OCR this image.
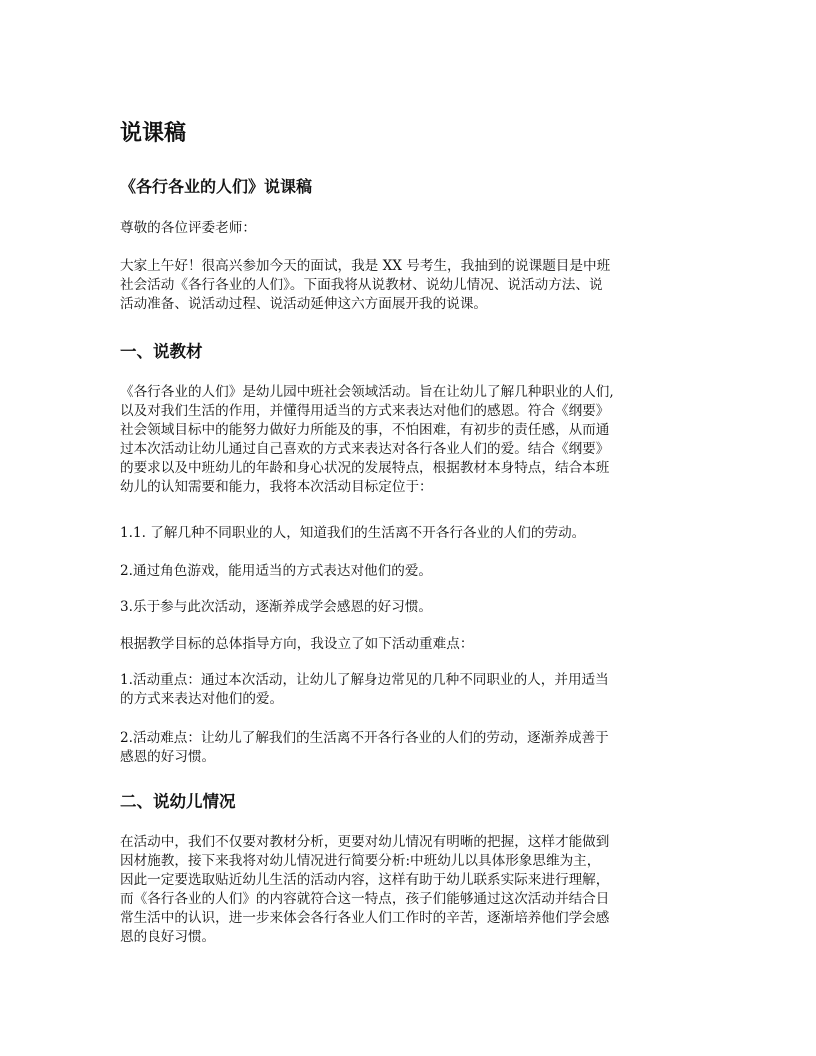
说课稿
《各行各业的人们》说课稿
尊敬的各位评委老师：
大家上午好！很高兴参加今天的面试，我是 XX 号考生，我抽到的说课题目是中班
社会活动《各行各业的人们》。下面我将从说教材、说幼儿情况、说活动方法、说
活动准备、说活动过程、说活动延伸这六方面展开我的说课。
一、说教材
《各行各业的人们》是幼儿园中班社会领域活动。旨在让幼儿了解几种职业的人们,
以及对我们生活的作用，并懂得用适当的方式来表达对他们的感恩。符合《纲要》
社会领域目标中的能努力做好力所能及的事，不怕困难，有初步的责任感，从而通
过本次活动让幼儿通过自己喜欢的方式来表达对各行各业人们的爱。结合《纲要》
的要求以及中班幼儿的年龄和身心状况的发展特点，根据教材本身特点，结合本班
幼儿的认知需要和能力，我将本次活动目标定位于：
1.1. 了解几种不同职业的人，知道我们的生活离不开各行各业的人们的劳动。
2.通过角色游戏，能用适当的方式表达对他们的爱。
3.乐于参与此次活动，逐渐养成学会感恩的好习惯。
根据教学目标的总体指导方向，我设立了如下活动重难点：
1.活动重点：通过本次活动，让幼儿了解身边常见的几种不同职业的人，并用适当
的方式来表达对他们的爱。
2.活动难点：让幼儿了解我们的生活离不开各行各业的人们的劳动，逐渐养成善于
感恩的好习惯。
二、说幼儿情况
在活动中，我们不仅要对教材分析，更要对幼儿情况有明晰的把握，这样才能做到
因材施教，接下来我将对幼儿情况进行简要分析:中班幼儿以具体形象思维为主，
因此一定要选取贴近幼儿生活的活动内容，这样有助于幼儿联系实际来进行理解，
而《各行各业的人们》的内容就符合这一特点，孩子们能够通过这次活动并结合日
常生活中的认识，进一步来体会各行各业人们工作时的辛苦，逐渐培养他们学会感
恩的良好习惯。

○ ○ ○ ○

— PROBLEM STATEMENT —
From the entries above, collect every line with the string "说幼儿情况" in it.

— SOLUTION FOR THIS TASK —
社会活动《各行各业的人们》。下面我将从说教材、说幼儿情况、说活动方法、说
二、说幼儿情况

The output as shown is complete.